Every line that contains "lying" counts once; give the total number of such lines, with no other words.

Collected data entries
....
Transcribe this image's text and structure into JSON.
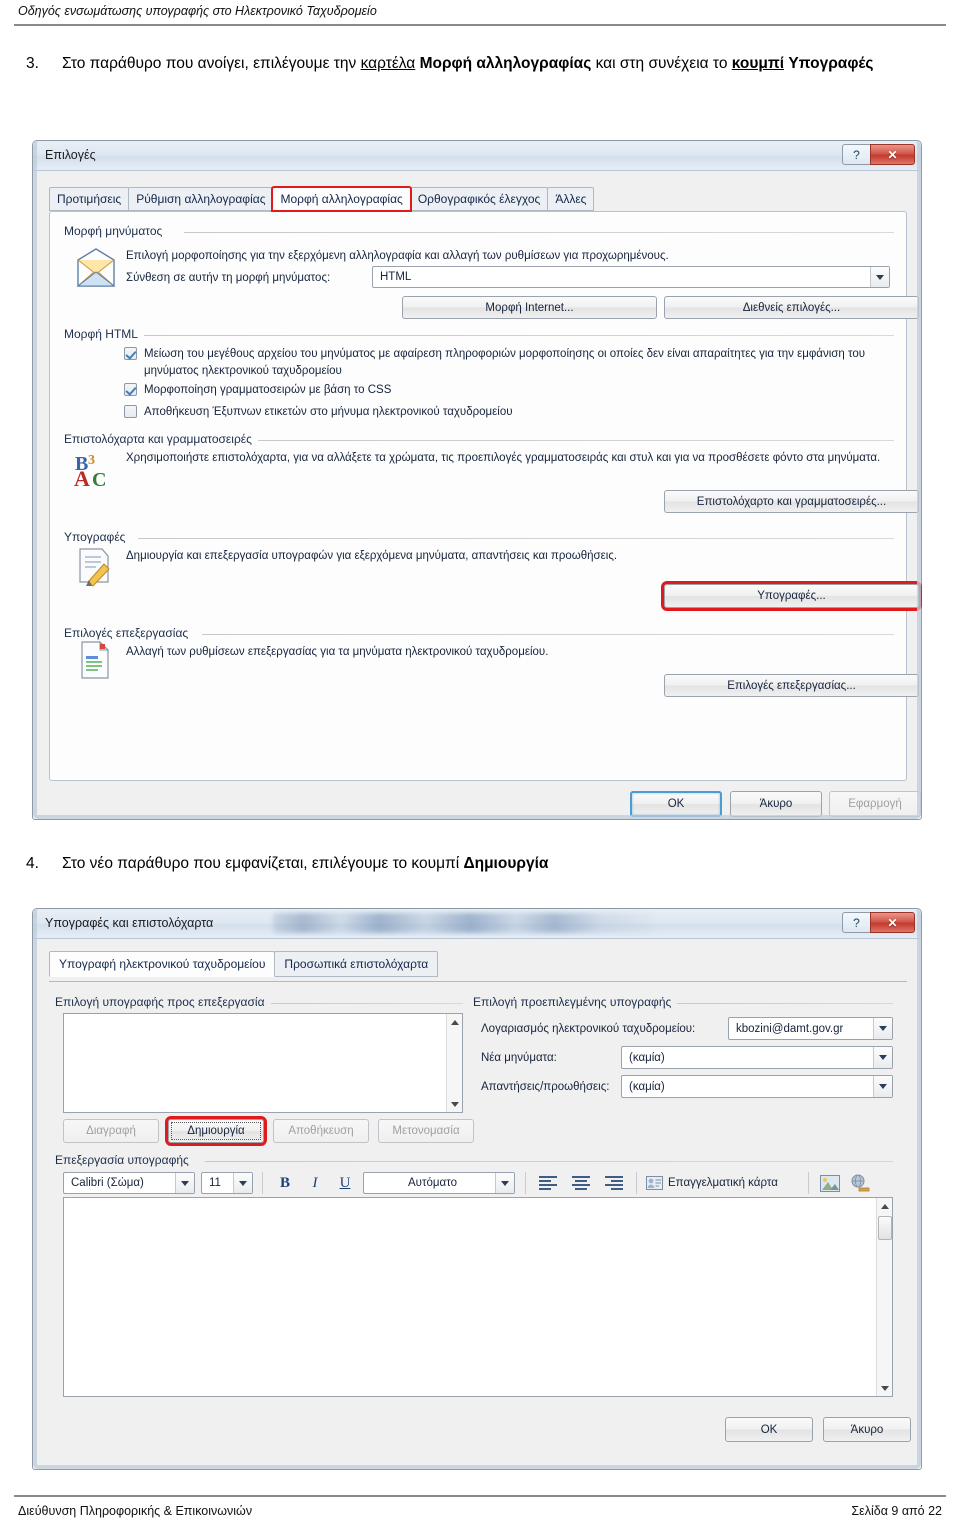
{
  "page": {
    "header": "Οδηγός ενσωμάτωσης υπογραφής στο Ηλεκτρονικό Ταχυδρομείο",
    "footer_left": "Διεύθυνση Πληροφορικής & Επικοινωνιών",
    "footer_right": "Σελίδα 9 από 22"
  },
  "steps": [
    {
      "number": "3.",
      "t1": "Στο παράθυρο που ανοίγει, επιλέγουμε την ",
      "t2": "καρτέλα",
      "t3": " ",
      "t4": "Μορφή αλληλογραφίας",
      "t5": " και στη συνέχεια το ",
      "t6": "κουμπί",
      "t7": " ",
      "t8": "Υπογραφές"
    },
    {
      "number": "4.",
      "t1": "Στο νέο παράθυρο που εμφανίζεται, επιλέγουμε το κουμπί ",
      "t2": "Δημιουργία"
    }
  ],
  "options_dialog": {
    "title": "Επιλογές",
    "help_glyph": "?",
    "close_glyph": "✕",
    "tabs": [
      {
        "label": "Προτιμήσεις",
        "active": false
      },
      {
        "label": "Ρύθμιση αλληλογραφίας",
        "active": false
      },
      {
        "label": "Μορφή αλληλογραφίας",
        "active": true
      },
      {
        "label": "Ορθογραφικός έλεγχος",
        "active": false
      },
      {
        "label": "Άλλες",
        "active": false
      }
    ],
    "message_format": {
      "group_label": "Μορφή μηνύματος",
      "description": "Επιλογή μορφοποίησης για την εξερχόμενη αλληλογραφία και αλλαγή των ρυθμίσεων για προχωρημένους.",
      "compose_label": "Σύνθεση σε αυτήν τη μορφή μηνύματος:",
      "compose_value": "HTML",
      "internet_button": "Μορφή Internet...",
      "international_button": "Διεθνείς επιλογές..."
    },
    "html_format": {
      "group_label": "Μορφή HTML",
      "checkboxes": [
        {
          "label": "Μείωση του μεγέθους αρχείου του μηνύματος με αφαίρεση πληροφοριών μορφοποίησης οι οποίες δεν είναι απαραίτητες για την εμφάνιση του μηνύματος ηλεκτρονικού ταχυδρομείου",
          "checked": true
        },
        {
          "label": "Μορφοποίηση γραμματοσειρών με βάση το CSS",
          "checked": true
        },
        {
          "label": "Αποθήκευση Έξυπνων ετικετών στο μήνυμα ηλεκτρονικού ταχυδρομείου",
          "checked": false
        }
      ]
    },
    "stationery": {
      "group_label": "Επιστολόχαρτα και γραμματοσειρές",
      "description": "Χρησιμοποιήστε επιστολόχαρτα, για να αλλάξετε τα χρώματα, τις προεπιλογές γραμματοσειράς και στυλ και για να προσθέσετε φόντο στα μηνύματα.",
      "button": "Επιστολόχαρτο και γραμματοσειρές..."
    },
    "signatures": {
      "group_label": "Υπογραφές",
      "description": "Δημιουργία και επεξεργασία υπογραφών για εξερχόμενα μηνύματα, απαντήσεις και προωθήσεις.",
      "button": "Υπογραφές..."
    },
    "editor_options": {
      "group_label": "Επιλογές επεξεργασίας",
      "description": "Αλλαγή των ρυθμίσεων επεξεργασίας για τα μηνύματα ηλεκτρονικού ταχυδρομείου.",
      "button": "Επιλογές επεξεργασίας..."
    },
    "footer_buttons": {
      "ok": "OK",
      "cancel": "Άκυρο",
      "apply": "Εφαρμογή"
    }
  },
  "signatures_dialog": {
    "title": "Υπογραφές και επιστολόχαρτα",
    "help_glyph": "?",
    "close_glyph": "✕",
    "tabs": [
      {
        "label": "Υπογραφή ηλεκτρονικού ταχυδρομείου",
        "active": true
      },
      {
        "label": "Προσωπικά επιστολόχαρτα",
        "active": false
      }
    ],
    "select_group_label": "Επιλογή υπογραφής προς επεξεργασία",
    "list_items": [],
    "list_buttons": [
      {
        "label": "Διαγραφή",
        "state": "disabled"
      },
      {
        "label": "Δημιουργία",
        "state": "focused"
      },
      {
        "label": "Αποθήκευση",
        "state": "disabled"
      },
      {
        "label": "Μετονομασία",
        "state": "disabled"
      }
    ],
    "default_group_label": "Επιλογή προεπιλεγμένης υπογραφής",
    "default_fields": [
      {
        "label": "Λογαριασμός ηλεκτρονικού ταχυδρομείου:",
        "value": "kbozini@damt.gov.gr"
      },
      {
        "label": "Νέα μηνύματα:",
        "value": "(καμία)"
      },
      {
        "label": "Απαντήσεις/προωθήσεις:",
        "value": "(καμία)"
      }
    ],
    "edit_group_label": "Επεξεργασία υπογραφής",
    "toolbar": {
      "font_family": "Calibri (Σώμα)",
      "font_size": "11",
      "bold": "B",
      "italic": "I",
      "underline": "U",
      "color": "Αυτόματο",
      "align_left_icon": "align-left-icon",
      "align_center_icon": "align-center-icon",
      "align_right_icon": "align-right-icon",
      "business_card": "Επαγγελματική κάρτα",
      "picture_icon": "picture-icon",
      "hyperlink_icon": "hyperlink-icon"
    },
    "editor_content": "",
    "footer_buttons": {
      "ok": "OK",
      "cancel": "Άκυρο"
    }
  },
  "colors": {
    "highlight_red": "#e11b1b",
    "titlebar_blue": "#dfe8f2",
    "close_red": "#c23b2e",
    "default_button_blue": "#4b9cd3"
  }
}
....
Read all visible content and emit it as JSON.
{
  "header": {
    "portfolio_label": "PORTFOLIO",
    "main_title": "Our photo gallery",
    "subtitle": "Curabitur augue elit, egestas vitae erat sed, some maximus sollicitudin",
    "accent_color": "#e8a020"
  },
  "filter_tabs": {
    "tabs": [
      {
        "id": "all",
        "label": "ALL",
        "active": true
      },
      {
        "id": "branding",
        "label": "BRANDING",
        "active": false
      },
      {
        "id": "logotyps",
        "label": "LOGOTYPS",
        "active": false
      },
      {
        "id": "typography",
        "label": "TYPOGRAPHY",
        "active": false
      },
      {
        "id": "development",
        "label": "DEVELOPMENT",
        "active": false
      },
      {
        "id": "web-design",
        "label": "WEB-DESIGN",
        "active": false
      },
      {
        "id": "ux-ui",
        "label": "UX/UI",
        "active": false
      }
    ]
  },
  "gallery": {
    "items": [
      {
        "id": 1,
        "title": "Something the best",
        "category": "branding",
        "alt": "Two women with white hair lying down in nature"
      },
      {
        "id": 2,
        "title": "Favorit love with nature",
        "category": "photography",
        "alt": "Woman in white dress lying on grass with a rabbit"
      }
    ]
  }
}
....
FULL OUTPUT: 2